### Task objective
Pick out all lines of the entries that include the word "Spotlight" and copy them.

### Entries supplied
- - -

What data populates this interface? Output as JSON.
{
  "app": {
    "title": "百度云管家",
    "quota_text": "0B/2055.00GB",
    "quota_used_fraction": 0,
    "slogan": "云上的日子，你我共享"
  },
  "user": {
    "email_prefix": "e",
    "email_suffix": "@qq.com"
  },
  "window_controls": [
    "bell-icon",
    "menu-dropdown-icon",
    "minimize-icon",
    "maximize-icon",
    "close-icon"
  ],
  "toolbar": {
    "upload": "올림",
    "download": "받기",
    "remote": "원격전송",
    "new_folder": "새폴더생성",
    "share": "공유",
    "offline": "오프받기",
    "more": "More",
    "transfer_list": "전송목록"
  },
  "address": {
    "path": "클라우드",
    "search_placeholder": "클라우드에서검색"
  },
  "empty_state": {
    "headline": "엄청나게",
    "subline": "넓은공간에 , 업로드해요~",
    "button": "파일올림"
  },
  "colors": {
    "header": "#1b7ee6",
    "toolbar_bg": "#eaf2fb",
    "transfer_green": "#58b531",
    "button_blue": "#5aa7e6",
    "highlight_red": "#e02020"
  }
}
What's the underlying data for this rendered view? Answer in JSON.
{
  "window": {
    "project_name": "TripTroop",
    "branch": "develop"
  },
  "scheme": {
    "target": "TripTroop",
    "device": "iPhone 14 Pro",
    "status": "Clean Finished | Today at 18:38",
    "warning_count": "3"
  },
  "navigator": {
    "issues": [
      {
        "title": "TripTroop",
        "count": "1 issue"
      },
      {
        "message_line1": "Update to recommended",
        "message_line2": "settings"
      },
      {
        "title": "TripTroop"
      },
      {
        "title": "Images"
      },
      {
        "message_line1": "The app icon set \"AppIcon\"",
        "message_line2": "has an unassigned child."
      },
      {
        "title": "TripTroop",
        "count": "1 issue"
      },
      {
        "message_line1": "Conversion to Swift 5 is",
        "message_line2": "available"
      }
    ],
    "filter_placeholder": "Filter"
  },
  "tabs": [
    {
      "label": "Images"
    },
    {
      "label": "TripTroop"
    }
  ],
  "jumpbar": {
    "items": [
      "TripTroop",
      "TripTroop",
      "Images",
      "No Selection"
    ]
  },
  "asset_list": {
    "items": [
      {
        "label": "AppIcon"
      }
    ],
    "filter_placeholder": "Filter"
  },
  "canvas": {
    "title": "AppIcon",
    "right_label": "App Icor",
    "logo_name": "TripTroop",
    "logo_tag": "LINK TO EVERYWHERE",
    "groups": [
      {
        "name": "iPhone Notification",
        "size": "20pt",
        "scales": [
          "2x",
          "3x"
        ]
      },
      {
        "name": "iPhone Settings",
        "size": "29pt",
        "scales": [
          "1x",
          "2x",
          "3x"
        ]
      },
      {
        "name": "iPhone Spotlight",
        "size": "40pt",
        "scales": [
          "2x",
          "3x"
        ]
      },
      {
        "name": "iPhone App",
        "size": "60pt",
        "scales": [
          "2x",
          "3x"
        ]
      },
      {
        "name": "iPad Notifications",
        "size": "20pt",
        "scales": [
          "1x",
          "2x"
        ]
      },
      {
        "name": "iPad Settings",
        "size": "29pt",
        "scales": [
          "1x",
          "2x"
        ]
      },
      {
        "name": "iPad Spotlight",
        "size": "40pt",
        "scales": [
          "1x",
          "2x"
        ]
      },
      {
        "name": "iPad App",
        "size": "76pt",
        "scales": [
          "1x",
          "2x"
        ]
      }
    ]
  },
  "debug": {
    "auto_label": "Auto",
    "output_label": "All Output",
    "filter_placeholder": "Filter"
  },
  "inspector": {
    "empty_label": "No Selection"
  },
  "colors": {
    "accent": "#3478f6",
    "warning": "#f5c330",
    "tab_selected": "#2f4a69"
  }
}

- - -

### Written solution
        "name": "iPhone Spotlight",
        "name": "iPad Spotlight",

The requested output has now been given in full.